- Your goal
Give the material once more, word for word, without any images.

◇ ◇ ◇ ◇ ◇

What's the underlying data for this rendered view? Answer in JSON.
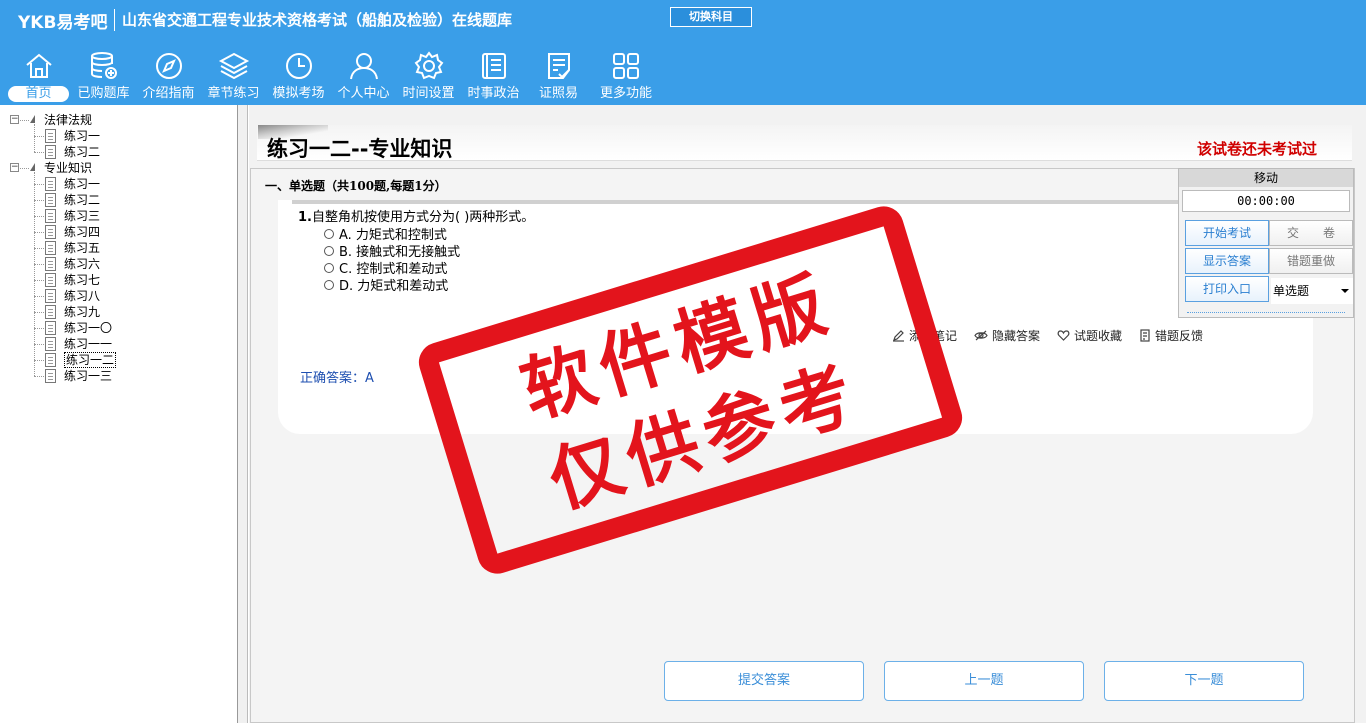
{
  "header": {
    "logo": "YKB易考吧",
    "title": "山东省交通工程专业技术资格考试（船舶及检验）在线题库",
    "switch_button": "切换科目"
  },
  "nav": [
    {
      "label": "首页",
      "icon": "home-icon"
    },
    {
      "label": "已购题库",
      "icon": "database-icon"
    },
    {
      "label": "介绍指南",
      "icon": "compass-icon"
    },
    {
      "label": "章节练习",
      "icon": "layers-icon"
    },
    {
      "label": "模拟考场",
      "icon": "clock-icon"
    },
    {
      "label": "个人中心",
      "icon": "user-icon"
    },
    {
      "label": "时间设置",
      "icon": "gear-icon"
    },
    {
      "label": "时事政治",
      "icon": "news-icon"
    },
    {
      "label": "证照易",
      "icon": "checklist-icon"
    },
    {
      "label": "更多功能",
      "icon": "grid-icon"
    }
  ],
  "tree": {
    "groups": [
      {
        "label": "法律法规",
        "items": [
          "练习一",
          "练习二"
        ]
      },
      {
        "label": "专业知识",
        "items": [
          "练习一",
          "练习二",
          "练习三",
          "练习四",
          "练习五",
          "练习六",
          "练习七",
          "练习八",
          "练习九",
          "练习一〇",
          "练习一一",
          "练习一二",
          "练习一三"
        ]
      }
    ],
    "selected": "练习一二"
  },
  "exam": {
    "title": "练习一二--专业知识",
    "status": "该试卷还未考试过",
    "section_heading": "一、单选题（共100题,每题1分）",
    "question_number": "1.",
    "question_text": "自整角机按使用方式分为( )两种形式。",
    "options": [
      "A. 力矩式和控制式",
      "B. 接触式和无接触式",
      "C. 控制式和差动式",
      "D. 力矩式和差动式"
    ],
    "actions": [
      "添加笔记",
      "隐藏答案",
      "试题收藏",
      "错题反馈"
    ],
    "answer_label": "正确答案：",
    "answer_value": "A"
  },
  "float_panel": {
    "move_label": "移动",
    "timer": "00:00:00",
    "start_exam": "开始考试",
    "submit_paper": "交　　卷",
    "show_answer": "显示答案",
    "redo_wrong": "错题重做",
    "print_entry": "打印入口",
    "question_type": "单选题"
  },
  "bottom": {
    "submit": "提交答案",
    "prev": "上一题",
    "next": "下一题"
  },
  "watermark": {
    "line1": "软件模版",
    "line2": "仅供参考"
  },
  "colors": {
    "header_bg": "#3a9ee8",
    "status_red": "#d00000",
    "stamp_red": "#e3141c",
    "answer_blue": "#1e4fb0"
  }
}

◇ ◇ ◇ ◇ ◇

- Task output
What's the underlying data for this rendered view? Answer in JSON.
{
  "header": {
    "logo": "YKB易考吧",
    "title": "山东省交通工程专业技术资格考试（船舶及检验）在线题库",
    "switch_button": "切换科目"
  },
  "nav": [
    {
      "label": "首页",
      "icon": "home-icon"
    },
    {
      "label": "已购题库",
      "icon": "database-icon"
    },
    {
      "label": "介绍指南",
      "icon": "compass-icon"
    },
    {
      "label": "章节练习",
      "icon": "layers-icon"
    },
    {
      "label": "模拟考场",
      "icon": "clock-icon"
    },
    {
      "label": "个人中心",
      "icon": "user-icon"
    },
    {
      "label": "时间设置",
      "icon": "gear-icon"
    },
    {
      "label": "时事政治",
      "icon": "news-icon"
    },
    {
      "label": "证照易",
      "icon": "checklist-icon"
    },
    {
      "label": "更多功能",
      "icon": "grid-icon"
    }
  ],
  "tree": {
    "groups": [
      {
        "label": "法律法规",
        "items": [
          "练习一",
          "练习二"
        ]
      },
      {
        "label": "专业知识",
        "items": [
          "练习一",
          "练习二",
          "练习三",
          "练习四",
          "练习五",
          "练习六",
          "练习七",
          "练习八",
          "练习九",
          "练习一〇",
          "练习一一",
          "练习一二",
          "练习一三"
        ]
      }
    ],
    "selected": "练习一二"
  },
  "exam": {
    "title": "练习一二--专业知识",
    "status": "该试卷还未考试过",
    "section_heading": "一、单选题（共100题,每题1分）",
    "question_number": "1.",
    "question_text": "自整角机按使用方式分为( )两种形式。",
    "options": [
      "A. 力矩式和控制式",
      "B. 接触式和无接触式",
      "C. 控制式和差动式",
      "D. 力矩式和差动式"
    ],
    "actions": [
      "添加笔记",
      "隐藏答案",
      "试题收藏",
      "错题反馈"
    ],
    "answer_label": "正确答案：",
    "answer_value": "A"
  },
  "float_panel": {
    "move_label": "移动",
    "timer": "00:00:00",
    "start_exam": "开始考试",
    "submit_paper": "交　　卷",
    "show_answer": "显示答案",
    "redo_wrong": "错题重做",
    "print_entry": "打印入口",
    "question_type": "单选题"
  },
  "bottom": {
    "submit": "提交答案",
    "prev": "上一题",
    "next": "下一题"
  },
  "watermark": {
    "line1": "软件模版",
    "line2": "仅供参考"
  },
  "colors": {
    "header_bg": "#3a9ee8",
    "status_red": "#d00000",
    "stamp_red": "#e3141c",
    "answer_blue": "#1e4fb0"
  }
}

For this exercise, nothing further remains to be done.